begin

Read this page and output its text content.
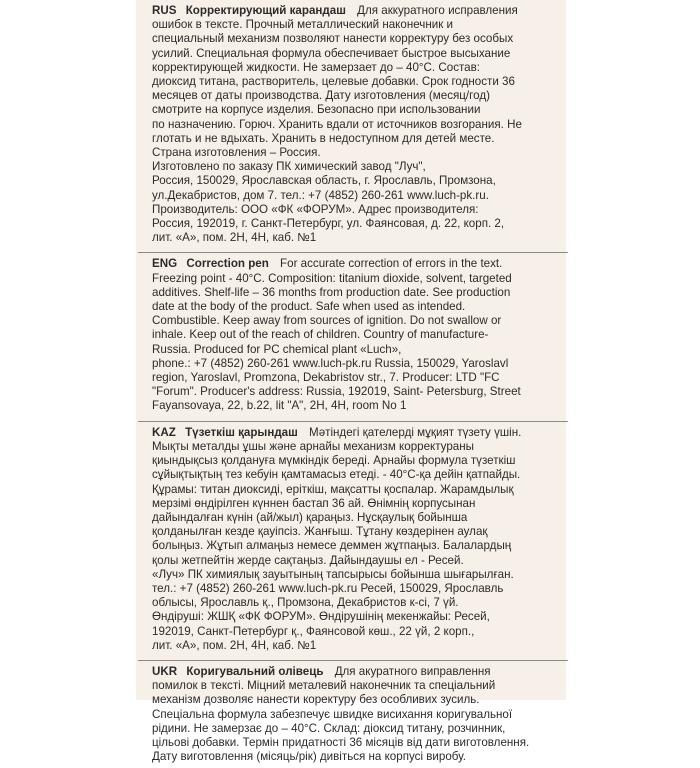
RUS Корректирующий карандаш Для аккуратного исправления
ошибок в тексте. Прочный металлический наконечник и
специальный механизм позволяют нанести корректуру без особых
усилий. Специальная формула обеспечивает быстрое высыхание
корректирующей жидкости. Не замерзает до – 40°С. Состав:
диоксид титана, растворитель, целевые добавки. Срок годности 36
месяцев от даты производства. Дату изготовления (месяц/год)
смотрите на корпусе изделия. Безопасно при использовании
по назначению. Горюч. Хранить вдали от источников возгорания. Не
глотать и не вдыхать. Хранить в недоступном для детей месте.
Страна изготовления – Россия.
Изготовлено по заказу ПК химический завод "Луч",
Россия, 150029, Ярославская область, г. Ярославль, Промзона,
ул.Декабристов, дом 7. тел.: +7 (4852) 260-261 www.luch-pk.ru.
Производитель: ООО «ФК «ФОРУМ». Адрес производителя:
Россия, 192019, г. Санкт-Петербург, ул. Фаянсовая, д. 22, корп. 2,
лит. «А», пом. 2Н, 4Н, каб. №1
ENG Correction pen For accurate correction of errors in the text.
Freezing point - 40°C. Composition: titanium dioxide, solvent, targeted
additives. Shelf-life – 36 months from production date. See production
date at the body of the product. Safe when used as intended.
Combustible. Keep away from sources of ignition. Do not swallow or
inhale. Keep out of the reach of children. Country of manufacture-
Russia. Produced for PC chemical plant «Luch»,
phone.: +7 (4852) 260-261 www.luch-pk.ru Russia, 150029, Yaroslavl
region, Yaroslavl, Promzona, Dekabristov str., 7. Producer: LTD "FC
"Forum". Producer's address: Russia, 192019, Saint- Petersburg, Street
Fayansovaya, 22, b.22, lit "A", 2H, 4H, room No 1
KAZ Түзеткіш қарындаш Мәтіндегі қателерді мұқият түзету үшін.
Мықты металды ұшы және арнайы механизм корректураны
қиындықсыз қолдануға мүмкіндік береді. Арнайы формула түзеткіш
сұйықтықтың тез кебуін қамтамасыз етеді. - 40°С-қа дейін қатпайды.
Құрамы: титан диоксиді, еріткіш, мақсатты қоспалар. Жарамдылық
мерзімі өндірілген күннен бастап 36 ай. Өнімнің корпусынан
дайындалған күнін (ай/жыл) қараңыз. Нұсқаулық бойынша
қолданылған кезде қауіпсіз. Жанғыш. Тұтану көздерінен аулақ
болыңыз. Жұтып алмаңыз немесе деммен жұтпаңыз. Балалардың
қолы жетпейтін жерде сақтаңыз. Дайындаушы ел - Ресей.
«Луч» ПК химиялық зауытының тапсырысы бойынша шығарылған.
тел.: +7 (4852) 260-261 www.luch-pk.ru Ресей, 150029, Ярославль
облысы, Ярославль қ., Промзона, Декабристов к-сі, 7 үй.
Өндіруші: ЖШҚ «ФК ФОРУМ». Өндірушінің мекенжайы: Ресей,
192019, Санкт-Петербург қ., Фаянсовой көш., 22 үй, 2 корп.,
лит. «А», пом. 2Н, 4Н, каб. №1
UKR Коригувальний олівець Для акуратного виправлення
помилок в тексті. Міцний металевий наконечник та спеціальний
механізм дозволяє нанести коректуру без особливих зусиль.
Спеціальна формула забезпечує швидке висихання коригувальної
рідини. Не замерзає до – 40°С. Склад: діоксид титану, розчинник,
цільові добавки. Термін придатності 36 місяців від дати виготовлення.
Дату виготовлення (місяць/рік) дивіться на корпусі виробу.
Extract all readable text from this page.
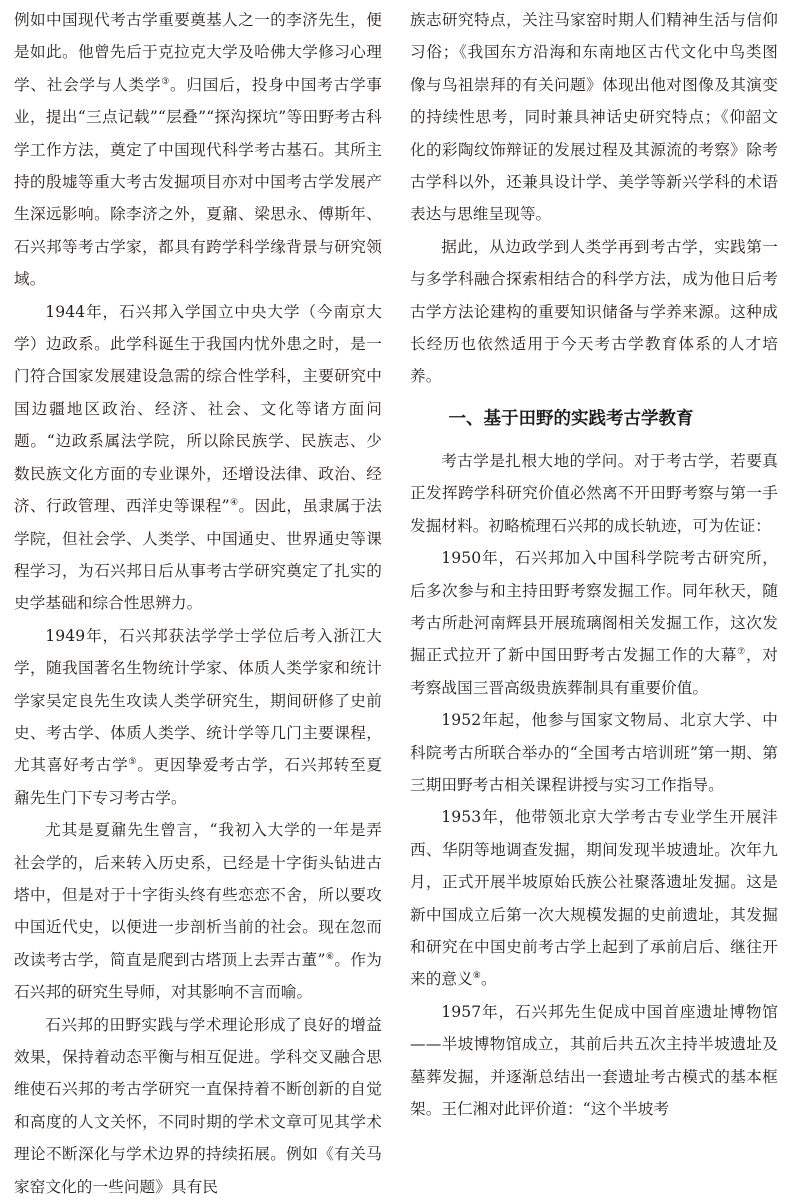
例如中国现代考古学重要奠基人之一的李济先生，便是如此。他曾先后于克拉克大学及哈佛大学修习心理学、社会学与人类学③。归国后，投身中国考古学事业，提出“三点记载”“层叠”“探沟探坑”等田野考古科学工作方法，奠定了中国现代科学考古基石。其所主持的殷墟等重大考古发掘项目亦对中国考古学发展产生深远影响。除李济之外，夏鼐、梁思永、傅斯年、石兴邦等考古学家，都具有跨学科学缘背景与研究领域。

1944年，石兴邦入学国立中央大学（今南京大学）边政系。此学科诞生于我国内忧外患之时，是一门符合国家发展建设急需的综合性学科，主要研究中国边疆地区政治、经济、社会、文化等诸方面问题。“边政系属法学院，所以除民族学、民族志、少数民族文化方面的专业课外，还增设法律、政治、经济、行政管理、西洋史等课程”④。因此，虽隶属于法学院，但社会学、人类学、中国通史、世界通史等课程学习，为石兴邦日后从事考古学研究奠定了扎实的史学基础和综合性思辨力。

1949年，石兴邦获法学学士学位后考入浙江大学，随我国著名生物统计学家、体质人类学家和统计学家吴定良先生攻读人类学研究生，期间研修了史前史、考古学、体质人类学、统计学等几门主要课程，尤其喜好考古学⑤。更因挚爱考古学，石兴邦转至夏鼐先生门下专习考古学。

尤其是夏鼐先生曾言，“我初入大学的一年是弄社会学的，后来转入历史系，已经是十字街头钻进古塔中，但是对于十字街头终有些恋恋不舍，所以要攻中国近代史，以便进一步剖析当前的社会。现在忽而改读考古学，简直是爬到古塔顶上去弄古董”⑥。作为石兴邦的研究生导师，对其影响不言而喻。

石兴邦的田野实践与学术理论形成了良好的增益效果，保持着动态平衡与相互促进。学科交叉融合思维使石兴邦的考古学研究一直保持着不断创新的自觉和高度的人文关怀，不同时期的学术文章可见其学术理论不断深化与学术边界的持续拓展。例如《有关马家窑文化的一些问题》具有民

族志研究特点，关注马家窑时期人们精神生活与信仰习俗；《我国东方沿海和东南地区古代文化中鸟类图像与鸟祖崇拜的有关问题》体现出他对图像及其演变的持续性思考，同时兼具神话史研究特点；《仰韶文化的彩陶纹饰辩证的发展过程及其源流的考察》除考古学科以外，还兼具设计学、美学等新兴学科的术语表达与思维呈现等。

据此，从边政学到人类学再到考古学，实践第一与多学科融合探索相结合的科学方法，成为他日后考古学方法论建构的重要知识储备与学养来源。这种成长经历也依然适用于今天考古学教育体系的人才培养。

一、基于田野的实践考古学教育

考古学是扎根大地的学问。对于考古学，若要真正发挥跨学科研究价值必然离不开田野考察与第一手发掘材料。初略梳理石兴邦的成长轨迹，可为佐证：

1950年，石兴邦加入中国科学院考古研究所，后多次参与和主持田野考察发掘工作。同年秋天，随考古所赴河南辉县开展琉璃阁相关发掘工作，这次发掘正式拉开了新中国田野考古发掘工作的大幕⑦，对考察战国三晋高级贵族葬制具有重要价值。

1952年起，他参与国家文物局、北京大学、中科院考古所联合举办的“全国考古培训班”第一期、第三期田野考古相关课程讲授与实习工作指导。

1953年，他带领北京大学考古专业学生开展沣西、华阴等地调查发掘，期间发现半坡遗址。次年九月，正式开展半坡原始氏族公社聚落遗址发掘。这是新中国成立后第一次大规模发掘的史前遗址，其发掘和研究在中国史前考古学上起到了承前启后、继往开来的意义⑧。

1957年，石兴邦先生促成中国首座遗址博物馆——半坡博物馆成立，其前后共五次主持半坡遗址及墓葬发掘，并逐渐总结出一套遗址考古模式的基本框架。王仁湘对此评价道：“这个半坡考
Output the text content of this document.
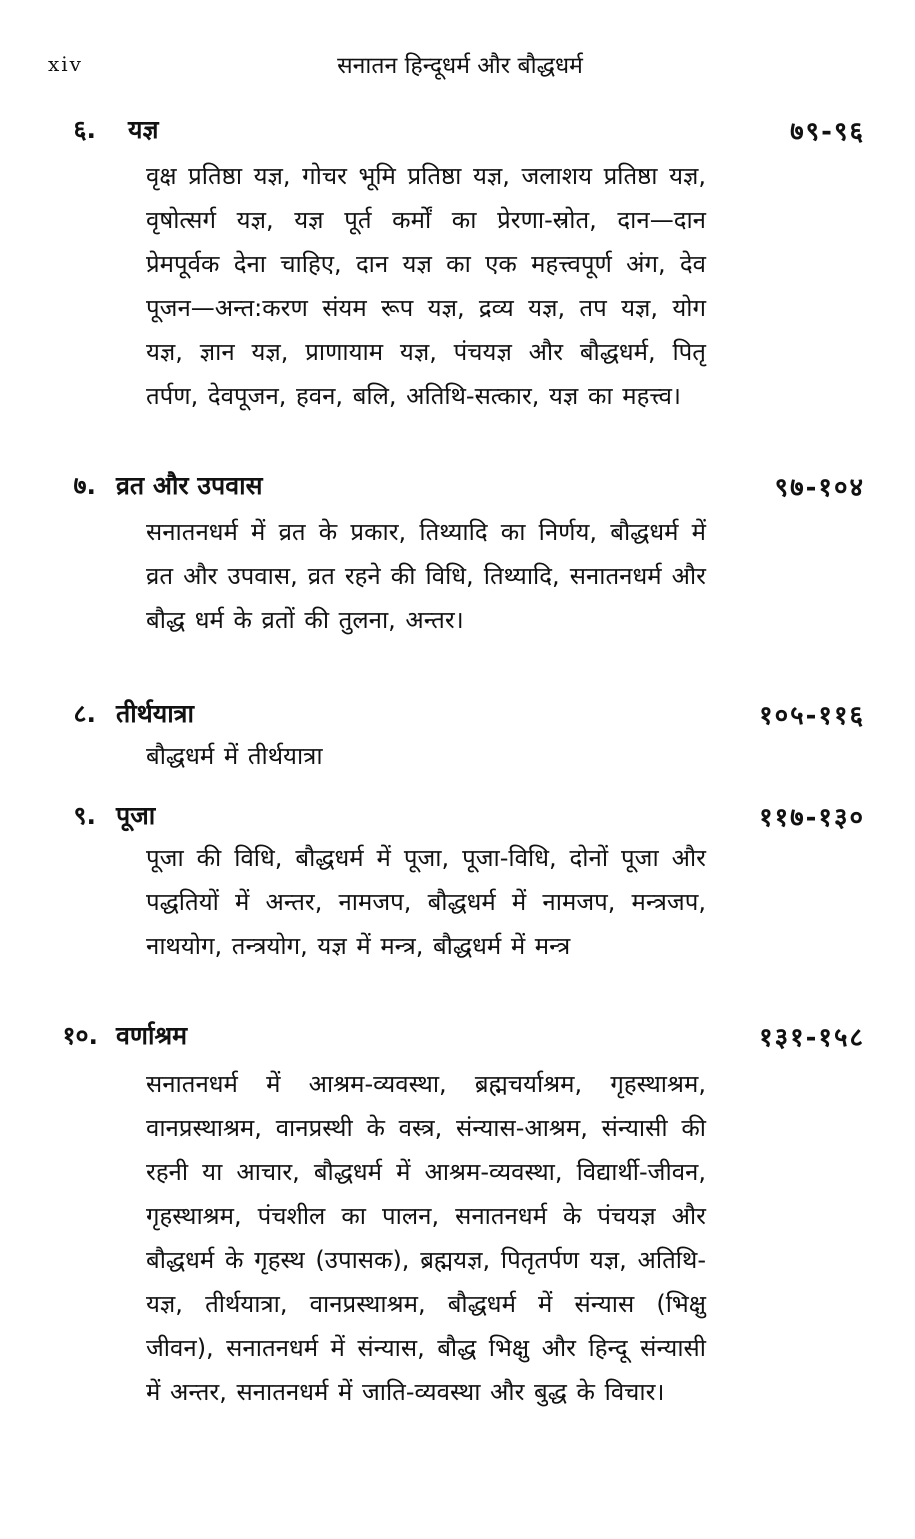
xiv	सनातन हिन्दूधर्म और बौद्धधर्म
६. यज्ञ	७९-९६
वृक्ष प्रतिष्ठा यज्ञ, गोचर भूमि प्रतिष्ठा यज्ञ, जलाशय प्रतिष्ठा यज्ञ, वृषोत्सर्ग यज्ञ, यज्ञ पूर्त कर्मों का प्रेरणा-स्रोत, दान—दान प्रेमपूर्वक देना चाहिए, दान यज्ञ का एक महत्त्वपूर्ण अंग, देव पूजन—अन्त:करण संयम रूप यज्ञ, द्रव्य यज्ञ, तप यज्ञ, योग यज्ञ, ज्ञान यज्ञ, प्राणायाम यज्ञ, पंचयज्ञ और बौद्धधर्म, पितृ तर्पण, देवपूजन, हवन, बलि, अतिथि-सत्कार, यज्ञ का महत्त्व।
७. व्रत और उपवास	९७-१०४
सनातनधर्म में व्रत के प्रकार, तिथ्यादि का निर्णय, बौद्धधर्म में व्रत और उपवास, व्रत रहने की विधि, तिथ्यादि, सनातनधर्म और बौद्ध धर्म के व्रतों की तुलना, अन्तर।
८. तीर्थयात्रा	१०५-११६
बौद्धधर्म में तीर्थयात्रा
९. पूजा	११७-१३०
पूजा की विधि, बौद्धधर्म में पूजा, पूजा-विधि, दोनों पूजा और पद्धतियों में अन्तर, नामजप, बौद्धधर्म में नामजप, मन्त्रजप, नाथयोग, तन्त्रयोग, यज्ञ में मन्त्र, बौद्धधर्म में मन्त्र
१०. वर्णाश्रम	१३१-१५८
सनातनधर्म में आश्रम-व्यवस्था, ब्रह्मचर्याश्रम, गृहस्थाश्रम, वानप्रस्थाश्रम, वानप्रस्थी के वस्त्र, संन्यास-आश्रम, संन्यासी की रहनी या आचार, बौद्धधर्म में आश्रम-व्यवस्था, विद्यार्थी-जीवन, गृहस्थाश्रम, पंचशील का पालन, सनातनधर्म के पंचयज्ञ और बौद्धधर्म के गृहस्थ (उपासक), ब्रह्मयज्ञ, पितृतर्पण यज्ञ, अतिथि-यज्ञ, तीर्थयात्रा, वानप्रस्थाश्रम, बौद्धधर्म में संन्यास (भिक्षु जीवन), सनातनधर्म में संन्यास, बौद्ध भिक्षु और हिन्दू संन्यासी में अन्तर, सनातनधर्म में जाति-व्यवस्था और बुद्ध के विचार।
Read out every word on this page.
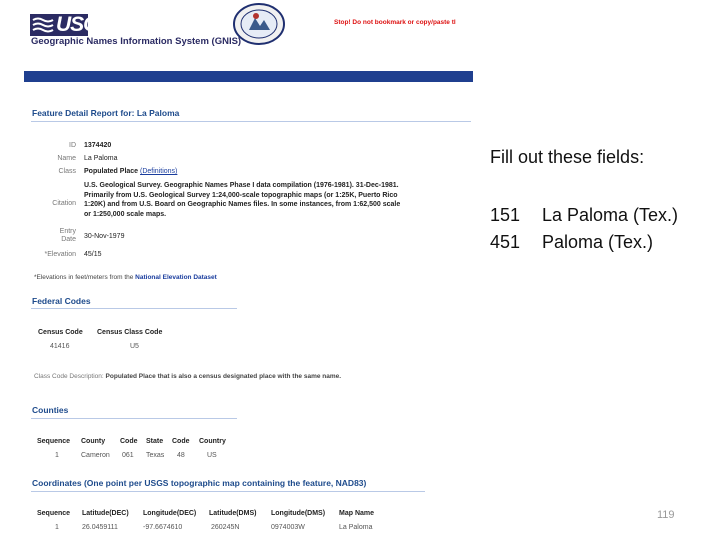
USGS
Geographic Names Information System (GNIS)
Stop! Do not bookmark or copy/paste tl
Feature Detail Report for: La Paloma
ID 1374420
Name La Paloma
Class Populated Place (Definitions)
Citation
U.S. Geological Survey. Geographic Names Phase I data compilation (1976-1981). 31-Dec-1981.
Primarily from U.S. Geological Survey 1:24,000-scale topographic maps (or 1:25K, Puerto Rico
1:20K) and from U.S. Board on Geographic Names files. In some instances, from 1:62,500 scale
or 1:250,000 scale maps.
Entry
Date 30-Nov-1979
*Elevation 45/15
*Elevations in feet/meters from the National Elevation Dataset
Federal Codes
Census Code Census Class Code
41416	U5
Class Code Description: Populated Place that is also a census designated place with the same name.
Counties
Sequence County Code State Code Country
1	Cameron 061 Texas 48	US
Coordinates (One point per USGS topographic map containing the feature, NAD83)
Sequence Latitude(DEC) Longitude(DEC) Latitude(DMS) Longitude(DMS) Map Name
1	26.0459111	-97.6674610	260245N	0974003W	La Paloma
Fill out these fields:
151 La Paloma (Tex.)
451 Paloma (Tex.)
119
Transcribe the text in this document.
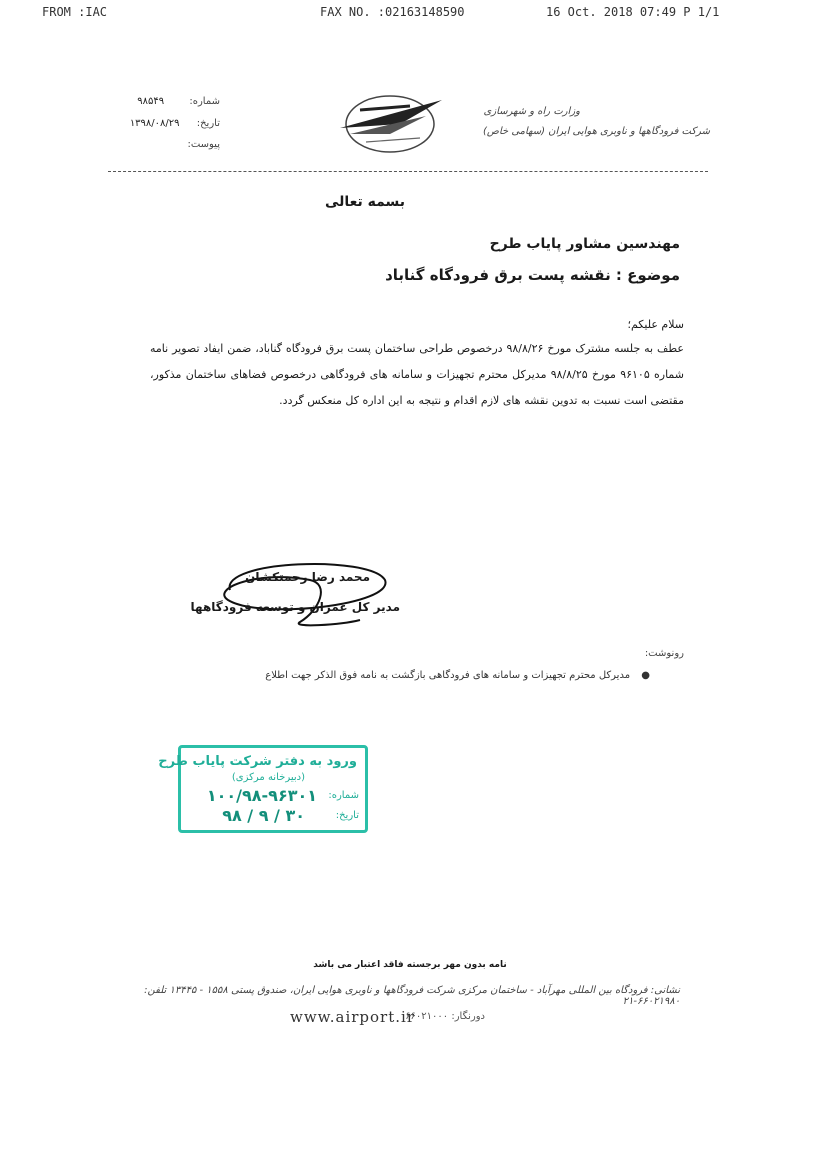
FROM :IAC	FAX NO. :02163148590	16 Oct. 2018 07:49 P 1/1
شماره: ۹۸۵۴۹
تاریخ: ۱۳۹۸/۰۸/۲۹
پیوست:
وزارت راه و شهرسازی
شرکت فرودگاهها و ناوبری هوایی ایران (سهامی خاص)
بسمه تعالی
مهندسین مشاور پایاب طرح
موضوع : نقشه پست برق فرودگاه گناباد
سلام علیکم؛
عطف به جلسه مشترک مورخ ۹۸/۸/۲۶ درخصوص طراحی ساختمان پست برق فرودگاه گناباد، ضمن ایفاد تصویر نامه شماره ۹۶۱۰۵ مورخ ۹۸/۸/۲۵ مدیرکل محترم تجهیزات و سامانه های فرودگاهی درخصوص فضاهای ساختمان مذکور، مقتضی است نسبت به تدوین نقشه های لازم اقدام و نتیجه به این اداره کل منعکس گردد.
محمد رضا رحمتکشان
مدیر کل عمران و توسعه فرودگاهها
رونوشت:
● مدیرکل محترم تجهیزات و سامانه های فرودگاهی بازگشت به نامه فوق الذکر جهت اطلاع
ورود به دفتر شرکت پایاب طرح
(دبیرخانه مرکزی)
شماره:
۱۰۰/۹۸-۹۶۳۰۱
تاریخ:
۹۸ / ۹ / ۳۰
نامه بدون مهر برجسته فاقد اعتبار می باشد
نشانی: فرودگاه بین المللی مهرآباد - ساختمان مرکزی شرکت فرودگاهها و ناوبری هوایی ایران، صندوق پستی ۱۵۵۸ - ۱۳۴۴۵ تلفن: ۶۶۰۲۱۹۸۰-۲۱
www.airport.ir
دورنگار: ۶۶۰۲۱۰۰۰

end

Starting at the line containing "Transcribe the text in this document.", write out each line through the last one in the listing above, inclusive, and nothing else. Pictures are excluded from the copy.

Transcribe the text in this document.
FROM :IAC	FAX NO. :02163148590	16 Oct. 2018 07:49 P 1/1
شماره: ۹۸۵۴۹
تاریخ: ۱۳۹۸/۰۸/۲۹
پیوست:
وزارت راه و شهرسازی
شرکت فرودگاهها و ناوبری هوایی ایران (سهامی خاص)
بسمه تعالی
مهندسین مشاور پایاب طرح
موضوع : نقشه پست برق فرودگاه گناباد
سلام علیکم؛
عطف به جلسه مشترک مورخ ۹۸/۸/۲۶ درخصوص طراحی ساختمان پست برق فرودگاه گناباد، ضمن ایفاد تصویر نامه شماره ۹۶۱۰۵ مورخ ۹۸/۸/۲۵ مدیرکل محترم تجهیزات و سامانه های فرودگاهی درخصوص فضاهای ساختمان مذکور، مقتضی است نسبت به تدوین نقشه های لازم اقدام و نتیجه به این اداره کل منعکس گردد.
محمد رضا رحمتکشان
مدیر کل عمران و توسعه فرودگاهها
رونوشت:
● مدیرکل محترم تجهیزات و سامانه های فرودگاهی بازگشت به نامه فوق الذکر جهت اطلاع
ورود به دفتر شرکت پایاب طرح
(دبیرخانه مرکزی)
شماره:
۱۰۰/۹۸-۹۶۳۰۱
تاریخ:
۹۸ / ۹ / ۳۰
نامه بدون مهر برجسته فاقد اعتبار می باشد
نشانی: فرودگاه بین المللی مهرآباد - ساختمان مرکزی شرکت فرودگاهها و ناوبری هوایی ایران، صندوق پستی ۱۵۵۸ - ۱۳۴۴۵ تلفن: ۶۶۰۲۱۹۸۰-۲۱
www.airport.ir
دورنگار: ۶۶۰۲۱۰۰۰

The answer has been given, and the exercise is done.